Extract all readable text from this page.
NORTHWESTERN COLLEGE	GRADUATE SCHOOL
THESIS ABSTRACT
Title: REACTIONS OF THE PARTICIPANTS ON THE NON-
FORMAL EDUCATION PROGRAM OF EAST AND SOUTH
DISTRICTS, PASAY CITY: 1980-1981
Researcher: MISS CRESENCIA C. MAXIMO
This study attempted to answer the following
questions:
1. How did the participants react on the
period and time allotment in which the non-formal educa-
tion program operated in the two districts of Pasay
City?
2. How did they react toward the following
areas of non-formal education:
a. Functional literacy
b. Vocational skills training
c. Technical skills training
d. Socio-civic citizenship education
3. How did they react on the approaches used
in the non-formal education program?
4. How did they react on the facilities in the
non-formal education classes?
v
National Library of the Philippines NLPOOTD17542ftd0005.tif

+++

What is expected:
Extract all lines from the data in which "following" is found.

Answer:
This study attempted to answer the following
2. How did they react toward the following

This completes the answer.